=== WHAT NEEDS TO BE DONE ===
Reproduce exactly the lines below, starting with the line that contains "Output a JSON" and ending with the last line of the records, both included, and nothing else.

=== Entries from a dataset ===
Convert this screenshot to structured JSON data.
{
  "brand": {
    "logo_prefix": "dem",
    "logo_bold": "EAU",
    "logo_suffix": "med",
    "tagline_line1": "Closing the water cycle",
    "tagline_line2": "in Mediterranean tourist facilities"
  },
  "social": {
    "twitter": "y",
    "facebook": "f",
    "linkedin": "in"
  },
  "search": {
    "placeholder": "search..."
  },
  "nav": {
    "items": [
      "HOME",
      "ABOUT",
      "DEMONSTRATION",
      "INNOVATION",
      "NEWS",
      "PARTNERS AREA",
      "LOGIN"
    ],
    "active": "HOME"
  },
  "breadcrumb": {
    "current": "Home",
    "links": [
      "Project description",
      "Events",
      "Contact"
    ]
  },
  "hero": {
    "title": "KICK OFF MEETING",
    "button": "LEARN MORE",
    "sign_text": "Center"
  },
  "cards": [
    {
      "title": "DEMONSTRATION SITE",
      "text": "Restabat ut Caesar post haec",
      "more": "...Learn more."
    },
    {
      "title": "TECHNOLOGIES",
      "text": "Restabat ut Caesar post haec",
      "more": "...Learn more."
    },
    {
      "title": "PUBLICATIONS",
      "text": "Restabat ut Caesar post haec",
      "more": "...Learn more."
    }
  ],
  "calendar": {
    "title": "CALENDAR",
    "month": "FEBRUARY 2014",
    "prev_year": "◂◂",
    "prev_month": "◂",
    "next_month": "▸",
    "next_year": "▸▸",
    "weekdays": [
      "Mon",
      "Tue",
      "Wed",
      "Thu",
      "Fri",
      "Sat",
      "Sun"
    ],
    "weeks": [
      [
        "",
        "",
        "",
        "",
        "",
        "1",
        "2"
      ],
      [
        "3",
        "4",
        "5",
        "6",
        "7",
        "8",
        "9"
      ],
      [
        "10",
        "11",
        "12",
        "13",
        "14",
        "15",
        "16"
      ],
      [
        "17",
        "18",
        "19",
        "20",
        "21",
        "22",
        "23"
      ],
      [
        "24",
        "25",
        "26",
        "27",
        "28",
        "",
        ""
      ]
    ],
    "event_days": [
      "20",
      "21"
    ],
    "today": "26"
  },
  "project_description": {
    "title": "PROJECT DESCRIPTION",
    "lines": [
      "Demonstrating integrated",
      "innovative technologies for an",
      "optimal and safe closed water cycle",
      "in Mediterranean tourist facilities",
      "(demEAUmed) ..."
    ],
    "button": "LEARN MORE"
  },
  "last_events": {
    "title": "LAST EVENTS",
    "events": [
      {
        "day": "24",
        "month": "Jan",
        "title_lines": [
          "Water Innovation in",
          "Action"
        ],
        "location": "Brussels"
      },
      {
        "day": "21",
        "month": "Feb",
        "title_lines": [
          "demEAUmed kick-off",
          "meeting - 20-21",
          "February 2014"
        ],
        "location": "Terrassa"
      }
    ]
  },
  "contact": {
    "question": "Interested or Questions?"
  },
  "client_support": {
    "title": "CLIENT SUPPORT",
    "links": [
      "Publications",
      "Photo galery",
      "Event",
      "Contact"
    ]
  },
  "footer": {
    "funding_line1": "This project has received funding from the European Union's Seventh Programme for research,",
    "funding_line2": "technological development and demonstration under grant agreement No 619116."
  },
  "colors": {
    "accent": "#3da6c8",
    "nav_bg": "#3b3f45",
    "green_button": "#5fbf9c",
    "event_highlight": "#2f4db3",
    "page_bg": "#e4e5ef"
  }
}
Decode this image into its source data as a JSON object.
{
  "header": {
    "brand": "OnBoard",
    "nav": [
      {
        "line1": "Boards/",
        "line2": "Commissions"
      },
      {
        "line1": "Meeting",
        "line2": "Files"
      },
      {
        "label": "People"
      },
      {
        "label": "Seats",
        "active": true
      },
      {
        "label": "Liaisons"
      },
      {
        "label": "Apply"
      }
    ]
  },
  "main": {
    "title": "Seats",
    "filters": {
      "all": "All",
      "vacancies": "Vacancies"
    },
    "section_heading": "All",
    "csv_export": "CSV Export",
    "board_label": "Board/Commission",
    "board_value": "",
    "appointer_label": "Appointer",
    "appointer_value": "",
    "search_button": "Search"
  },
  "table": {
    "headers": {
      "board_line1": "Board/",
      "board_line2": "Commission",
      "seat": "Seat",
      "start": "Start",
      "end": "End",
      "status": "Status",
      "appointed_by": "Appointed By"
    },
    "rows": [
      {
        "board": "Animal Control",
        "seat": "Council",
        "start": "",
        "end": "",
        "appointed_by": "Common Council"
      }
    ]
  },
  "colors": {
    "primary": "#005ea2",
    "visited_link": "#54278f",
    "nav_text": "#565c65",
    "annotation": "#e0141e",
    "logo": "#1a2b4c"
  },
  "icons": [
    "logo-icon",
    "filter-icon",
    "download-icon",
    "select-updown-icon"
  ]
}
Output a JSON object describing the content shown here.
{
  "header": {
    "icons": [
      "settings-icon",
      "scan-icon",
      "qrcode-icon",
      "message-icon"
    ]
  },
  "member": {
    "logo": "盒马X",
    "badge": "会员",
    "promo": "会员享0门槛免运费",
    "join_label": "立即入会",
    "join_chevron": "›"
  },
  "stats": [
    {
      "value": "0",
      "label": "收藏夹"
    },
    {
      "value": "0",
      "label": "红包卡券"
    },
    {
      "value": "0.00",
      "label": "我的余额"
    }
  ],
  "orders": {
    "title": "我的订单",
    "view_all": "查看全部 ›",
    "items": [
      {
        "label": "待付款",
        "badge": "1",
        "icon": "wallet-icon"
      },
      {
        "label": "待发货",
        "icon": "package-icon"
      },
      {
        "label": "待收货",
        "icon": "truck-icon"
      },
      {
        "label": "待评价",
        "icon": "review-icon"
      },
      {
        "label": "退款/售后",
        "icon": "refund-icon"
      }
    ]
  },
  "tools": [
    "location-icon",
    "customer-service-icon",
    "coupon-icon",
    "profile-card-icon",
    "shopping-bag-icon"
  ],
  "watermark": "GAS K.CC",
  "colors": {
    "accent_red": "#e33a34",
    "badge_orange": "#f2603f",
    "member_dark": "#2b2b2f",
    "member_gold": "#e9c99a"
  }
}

=== TASK RESPONSE ===
Output a JSON object describing the content shown here.
{
  "header": {
    "icons": [
      "settings-icon",
      "scan-icon",
      "qrcode-icon",
      "message-icon"
    ]
  },
  "member": {
    "logo": "盒马X",
    "badge": "会员",
    "promo": "会员享0门槛免运费",
    "join_label": "立即入会",
    "join_chevron": "›"
  },
  "stats": [
    {
      "value": "0",
      "label": "收藏夹"
    },
    {
      "value": "0",
      "label": "红包卡券"
    },
    {
      "value": "0.00",
      "label": "我的余额"
    }
  ],
  "orders": {
    "title": "我的订单",
    "view_all": "查看全部 ›",
    "items": [
      {
        "label": "待付款",
        "badge": "1",
        "icon": "wallet-icon"
      },
      {
        "label": "待发货",
        "icon": "package-icon"
      },
      {
        "label": "待收货",
        "icon": "truck-icon"
      },
      {
        "label": "待评价",
        "icon": "review-icon"
      },
      {
        "label": "退款/售后",
        "icon": "refund-icon"
      }
    ]
  },
  "tools": [
    "location-icon",
    "customer-service-icon",
    "coupon-icon",
    "profile-card-icon",
    "shopping-bag-icon"
  ],
  "watermark": "GAS K.CC",
  "colors": {
    "accent_red": "#e33a34",
    "badge_orange": "#f2603f",
    "member_dark": "#2b2b2f",
    "member_gold": "#e9c99a"
  }
}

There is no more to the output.